TEXTO PARA ANÁLISE.
Os sintomas são fadiga, cansaço constante, distúrbios do sono, dores musculares e de cabeça, irritabilidade, alterações de humor e de memória, dificuldade de concentração, falta de apetite, depressão e perda de iniciativa. Nos casos mais graves, pode levar ao consumo de álcool e drogas e até ao suicídio.
A jornalista, que prepara um livro sobre o assunto, ouviu médicos e um cronobiologista da USP e chegou à conclusão de que sua doença está diretamente relacionada ao fato de ter trabalhado de madrugada na maior parte dos seis anos em que esteve na Globo. "O turno da madrugada vai te dando um déficit celular. Trabalhar em horário especial descompensa os órgãos", conta.
Desde o final de 2014, Izabella apresentava a previsão do tempo no Hora 1 e no Bom Dia Brasil. Também substituía a titular do Hora 1, Monalisa Perrone, e eventualmente, César Tralli e Carlos Tramontina, nos telejornais locais. "Em agosto de 2017, meu corpo começou a apresentar problemas", lembra. Ela teve depressão e crises gastrointestinais e circulatórias.
Aconselhada por médicos, Izabella diz que pediu a seus chefes na Globo para que pudesse fazer "trocas intertemporais", ou seja, mudar de turno durante alguns meses, como forma de amenizar os efeitos da síndrome.
Não foi atendida. Pelo contrário, em agosto deste ano passou a apresentar o mapa-tempo em mais um jornal, o Em Ponto, da GloboNews. Ao mesmo tempo, o Hora 1 dobrou sua duração, passou a entrar no ar às 4h.
Izabella chegava na Globo às 3h da madrugada. Fazia quatro entradas no jornal de Monalisa Perrone enquanto se preparava para a GloboNews, na qual ficava até 20 minutos no ar falando de metereologia sem parar. Depois, entrava no Bom Dia Brasil.
Foi na fase de pilotos para o novo H1 e para o Em Ponto que o quadro de Izabella piorou. "Comecei a sentir taquicardia, a ter crises de choro, crises nervosas, sintomas de esgotamento", conta. O auge foi em 14 de agosto. Ela teve um apagão em pleno ar, enquanto interagia com José Roberto Burnier, âncora do Em Ponto.

INFORMAÇÕES FORNECIDAS.
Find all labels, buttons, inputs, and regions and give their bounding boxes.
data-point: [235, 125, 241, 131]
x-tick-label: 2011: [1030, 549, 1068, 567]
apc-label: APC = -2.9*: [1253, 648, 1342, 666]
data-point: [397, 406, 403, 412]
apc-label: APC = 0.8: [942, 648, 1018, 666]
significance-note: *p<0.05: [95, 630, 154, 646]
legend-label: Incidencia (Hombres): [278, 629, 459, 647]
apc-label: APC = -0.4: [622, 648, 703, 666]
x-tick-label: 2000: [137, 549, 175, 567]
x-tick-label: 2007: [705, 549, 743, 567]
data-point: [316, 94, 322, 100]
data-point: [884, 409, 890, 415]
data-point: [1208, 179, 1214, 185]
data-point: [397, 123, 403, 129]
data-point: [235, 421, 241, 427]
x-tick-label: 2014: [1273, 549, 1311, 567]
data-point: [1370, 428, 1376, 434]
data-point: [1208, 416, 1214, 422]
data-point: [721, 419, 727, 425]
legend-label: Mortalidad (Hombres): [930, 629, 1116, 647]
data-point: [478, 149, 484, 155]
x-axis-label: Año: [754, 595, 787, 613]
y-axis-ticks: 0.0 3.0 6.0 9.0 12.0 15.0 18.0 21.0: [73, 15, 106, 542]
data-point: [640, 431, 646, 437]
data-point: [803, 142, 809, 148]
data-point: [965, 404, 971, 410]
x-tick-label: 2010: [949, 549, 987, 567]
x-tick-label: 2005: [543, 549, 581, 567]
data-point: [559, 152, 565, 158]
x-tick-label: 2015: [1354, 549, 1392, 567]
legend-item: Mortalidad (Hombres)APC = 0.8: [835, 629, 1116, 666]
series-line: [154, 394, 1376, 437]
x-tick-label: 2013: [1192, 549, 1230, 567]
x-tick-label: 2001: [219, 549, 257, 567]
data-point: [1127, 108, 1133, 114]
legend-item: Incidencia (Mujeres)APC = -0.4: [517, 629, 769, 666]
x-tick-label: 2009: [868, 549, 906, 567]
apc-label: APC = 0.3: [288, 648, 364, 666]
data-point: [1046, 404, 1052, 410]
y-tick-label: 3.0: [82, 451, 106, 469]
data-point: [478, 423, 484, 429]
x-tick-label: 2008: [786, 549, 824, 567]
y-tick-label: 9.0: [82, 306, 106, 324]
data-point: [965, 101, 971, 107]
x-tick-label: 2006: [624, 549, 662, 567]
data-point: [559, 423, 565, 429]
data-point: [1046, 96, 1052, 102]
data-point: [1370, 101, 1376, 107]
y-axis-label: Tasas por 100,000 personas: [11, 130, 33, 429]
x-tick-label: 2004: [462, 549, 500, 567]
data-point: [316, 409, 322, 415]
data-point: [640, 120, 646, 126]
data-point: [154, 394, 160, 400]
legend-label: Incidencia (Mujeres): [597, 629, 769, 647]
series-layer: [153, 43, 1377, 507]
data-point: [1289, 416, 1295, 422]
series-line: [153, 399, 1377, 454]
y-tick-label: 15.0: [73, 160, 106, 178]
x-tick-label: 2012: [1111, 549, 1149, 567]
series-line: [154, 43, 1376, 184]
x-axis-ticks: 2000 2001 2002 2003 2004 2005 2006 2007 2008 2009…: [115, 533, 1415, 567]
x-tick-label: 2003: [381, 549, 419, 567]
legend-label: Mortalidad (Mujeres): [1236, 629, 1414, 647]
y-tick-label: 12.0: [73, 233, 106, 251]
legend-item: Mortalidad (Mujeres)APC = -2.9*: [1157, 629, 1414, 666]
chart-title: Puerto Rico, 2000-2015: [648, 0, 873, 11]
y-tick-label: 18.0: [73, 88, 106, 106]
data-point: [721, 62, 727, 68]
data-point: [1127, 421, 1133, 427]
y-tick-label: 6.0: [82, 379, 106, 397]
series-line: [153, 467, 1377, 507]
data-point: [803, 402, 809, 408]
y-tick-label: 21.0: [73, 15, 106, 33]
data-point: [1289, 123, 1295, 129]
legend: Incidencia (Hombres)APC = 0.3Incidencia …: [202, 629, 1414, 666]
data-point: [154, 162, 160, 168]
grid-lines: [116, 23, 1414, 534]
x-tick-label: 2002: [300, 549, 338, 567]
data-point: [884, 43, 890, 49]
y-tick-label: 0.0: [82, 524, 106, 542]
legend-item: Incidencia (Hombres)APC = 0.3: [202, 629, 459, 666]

USANDO AS INFORMAÇÕES.
A: Resuma o texto para análise em duas frases.
B: Altere, por favor, o trecho do texto para análise que começa nas palavras "Não foi atendida." e termina em "do Em Ponto.", trocando "20 minutos" por "vinte minutos".

RESPOSTAS DOS EXERCÍCIOS.
A: A jornalista Izabella relaciona sua doença ao trabalho de madrugada na maior parte dos seis anos em que esteve na Globo, onde apresentava a previsão do tempo. Ela diz que pediu para mudar de turno durante alguns meses e não foi atendida, e seu quadro piorou até um apagão em pleno ar em 14 de agosto.

B:
Não foi atendida. Pelo contrário, em agosto deste ano passou a apresentar o mapa-tempo em mais um jornal, o Em Ponto, da GloboNews. Ao mesmo tempo, o Hora 1 dobrou sua duração, passou a entrar no ar às 4h.
Izabella chegava na Globo às 3h da madrugada. Fazia quatro entradas no jornal de Monalisa Perrone enquanto se preparava para a GloboNews, na qual ficava até vinte minutos no ar falando de metereologia sem parar. Depois, entrava no Bom Dia Brasil.
Foi na fase de pilotos para o novo H1 e para o Em Ponto que o quadro de Izabella piorou. "Comecei a sentir taquicardia, a ter crises de choro, crises nervosas, sintomas de esgotamento", conta. O auge foi em 14 de agosto. Ela teve um apagão em pleno ar, enquanto interagia com José Roberto Burnier, âncora do Em Ponto.